• _REQUIRED WORK_: In this exercise, reproduce all the entries that follow exactly.

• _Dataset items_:
━━━━━━━━━━━━━━━━━━━━

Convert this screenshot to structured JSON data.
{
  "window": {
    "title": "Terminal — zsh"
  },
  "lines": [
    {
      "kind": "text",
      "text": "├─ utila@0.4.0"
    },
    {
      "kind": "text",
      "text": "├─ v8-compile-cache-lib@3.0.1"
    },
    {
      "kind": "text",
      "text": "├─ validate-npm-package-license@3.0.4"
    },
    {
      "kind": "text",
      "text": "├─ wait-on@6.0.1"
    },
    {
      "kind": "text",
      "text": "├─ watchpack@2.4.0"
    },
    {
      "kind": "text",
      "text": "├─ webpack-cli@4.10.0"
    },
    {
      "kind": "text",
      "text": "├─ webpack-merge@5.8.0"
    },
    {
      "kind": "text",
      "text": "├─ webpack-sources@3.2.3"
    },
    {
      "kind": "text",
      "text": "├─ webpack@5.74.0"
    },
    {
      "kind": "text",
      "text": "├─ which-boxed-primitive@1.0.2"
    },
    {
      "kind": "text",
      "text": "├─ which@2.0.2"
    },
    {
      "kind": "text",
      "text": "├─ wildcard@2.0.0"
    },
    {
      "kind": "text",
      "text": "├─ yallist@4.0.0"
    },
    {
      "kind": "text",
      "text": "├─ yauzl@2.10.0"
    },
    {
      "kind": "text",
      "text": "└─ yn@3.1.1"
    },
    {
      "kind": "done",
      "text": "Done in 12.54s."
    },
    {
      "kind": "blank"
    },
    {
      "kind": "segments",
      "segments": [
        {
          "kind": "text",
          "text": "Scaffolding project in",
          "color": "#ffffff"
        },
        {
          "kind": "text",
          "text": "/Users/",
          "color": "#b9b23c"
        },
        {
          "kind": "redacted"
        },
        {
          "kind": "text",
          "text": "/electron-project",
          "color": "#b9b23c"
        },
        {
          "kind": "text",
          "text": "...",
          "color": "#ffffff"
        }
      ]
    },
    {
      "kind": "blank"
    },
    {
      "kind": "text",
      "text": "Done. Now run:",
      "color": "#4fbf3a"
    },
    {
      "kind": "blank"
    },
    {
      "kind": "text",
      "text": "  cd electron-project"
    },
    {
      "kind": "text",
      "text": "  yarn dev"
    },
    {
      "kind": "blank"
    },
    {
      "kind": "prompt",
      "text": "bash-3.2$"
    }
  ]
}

━━━━━━━━━━━━━━━━━━━━

• _WRITTEN SOLUTION_:
Convert this screenshot to structured JSON data.
{
  "window": {
    "title": "Terminal — zsh"
  },
  "lines": [
    {
      "kind": "text",
      "text": "├─ utila@0.4.0"
    },
    {
      "kind": "text",
      "text": "├─ v8-compile-cache-lib@3.0.1"
    },
    {
      "kind": "text",
      "text": "├─ validate-npm-package-license@3.0.4"
    },
    {
      "kind": "text",
      "text": "├─ wait-on@6.0.1"
    },
    {
      "kind": "text",
      "text": "├─ watchpack@2.4.0"
    },
    {
      "kind": "text",
      "text": "├─ webpack-cli@4.10.0"
    },
    {
      "kind": "text",
      "text": "├─ webpack-merge@5.8.0"
    },
    {
      "kind": "text",
      "text": "├─ webpack-sources@3.2.3"
    },
    {
      "kind": "text",
      "text": "├─ webpack@5.74.0"
    },
    {
      "kind": "text",
      "text": "├─ which-boxed-primitive@1.0.2"
    },
    {
      "kind": "text",
      "text": "├─ which@2.0.2"
    },
    {
      "kind": "text",
      "text": "├─ wildcard@2.0.0"
    },
    {
      "kind": "text",
      "text": "├─ yallist@4.0.0"
    },
    {
      "kind": "text",
      "text": "├─ yauzl@2.10.0"
    },
    {
      "kind": "text",
      "text": "└─ yn@3.1.1"
    },
    {
      "kind": "done",
      "text": "Done in 12.54s."
    },
    {
      "kind": "blank"
    },
    {
      "kind": "segments",
      "segments": [
        {
          "kind": "text",
          "text": "Scaffolding project in",
          "color": "#ffffff"
        },
        {
          "kind": "text",
          "text": "/Users/",
          "color": "#b9b23c"
        },
        {
          "kind": "redacted"
        },
        {
          "kind": "text",
          "text": "/electron-project",
          "color": "#b9b23c"
        },
        {
          "kind": "text",
          "text": "...",
          "color": "#ffffff"
        }
      ]
    },
    {
      "kind": "blank"
    },
    {
      "kind": "text",
      "text": "Done. Now run:",
      "color": "#4fbf3a"
    },
    {
      "kind": "blank"
    },
    {
      "kind": "text",
      "text": "  cd electron-project"
    },
    {
      "kind": "text",
      "text": "  yarn dev"
    },
    {
      "kind": "blank"
    },
    {
      "kind": "prompt",
      "text": "bash-3.2$"
    }
  ]
}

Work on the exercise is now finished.